SOURCE TEXT
● ● ●

Insights, The Bridge
Jason Hsu, PhDScroll down
My interest in emerging market investing is largely driven by my personal experience.
My parents participated in the spectacular growth of Taiwan, where they saw their annual income increase from $200 to $20,000 over a span of 10 years, where real estate values increased 100x and the stock market produced a cumulative return of 20,000%. My wife experienced a similarly breath-taking increase in income and wealth growing up in China. But not all emerging markets have been so fortunate.
When I was studying economic growth theory, my greatest curiosity was around why some emerging markets “emerge” but others do not. What are the factors that dictate success? What types of growth models are sustainable? Is there a template that works for all? The more I learned about these markets, the more I asked whether their idiosyncrasies—their size, risks, returns, politics, financial institutions, state-ownership, etc.—make them foundationally different not just from developed markets, but also from each other.
Many investors rely on me for China research, but the same research process has proven fruitful when applied to other emerging markets. Investors and managers have historically viewed EM as one homogeneous basket of assets. They’ve imagined the miracle story of Taiwan and South Korea would inevitably repeat in other EM countries. But these countries are not homogenous, and the idea that the same story will repeat ad infinitum couldn’t be further from the truth. The disparate nature of emerging markets explains why many EM investment strategies have, for so many years, disappointed investors.
Despite the disappointment, EM remains a significant allocation in many portfolios. Are we just hopelessly romantic about the growth potential of exotic markets? Or are we intelligently seeking out opportunities to buy companies buttressed by low costs and a hungry young labor force? The central question I hope to answer for you today is this: is there a better way to buy emerging market opportunities?
In this article, I will 1) explain why EM has historically disappointed so many investors; and 2) explore the future of EM investing. As for me, I’m convinced the future of EM is worth the weight.
For decades, investors have had an intuition that EM is an important part of a diversified portfolio. But the results have been disappointing. What is going on?
Problem 1: Inconsistent Growth
First and foremost, EM has failed to deliver broadly sustained growth. Some Asian markets have been rewarding. But other markets—like Latin America and Eastern Europe—have failed to reach escape velocity. Along with idiosyncratic issues, these disappointing economies have been hampered by a cycle of commodity booms-and-busts.

● ● ●

SUPPLIED RECORDS
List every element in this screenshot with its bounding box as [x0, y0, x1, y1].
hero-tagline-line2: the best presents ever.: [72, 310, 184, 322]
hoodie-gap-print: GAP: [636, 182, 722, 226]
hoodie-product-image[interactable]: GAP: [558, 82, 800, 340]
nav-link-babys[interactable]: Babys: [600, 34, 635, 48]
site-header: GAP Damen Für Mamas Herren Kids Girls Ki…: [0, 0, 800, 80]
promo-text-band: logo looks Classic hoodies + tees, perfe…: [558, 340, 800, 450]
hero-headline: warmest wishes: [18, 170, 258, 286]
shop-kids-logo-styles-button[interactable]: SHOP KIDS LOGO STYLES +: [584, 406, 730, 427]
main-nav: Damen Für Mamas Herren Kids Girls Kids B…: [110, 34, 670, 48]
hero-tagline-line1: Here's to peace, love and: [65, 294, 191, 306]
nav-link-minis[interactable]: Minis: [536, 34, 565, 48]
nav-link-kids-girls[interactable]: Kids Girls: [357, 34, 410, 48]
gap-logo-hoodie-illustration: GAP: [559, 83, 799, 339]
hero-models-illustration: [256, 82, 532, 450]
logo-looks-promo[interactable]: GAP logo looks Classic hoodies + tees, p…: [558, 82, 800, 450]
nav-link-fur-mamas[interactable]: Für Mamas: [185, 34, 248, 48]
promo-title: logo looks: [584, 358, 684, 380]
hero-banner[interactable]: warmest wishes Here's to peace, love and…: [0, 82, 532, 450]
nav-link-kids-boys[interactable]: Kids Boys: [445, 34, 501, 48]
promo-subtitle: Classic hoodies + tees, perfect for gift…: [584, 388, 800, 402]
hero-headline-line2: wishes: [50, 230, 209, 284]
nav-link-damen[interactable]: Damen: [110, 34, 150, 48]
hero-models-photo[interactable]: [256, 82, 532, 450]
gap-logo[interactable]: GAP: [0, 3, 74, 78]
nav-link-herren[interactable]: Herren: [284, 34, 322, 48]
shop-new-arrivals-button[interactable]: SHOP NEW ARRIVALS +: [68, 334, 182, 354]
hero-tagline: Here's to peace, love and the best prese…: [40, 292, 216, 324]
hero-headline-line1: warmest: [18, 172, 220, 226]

● ● ●

PROBLEM DETAILS
Can you echo the emerging markets article word for word from "Despite the disappointment, EM" to "emerging market opportunities?"? The records can be set aside; nothing here depends on them.

OUTPUT BELOW
Despite the disappointment, EM remains a significant allocation in many portfolios. Are we just hopelessly romantic about the growth potential of exotic markets? Or are we intelligently seeking out opportunities to buy companies buttressed by low costs and a hungry young labor force? The central question I hope to answer for you today is this: is there a better way to buy emerging market opportunities?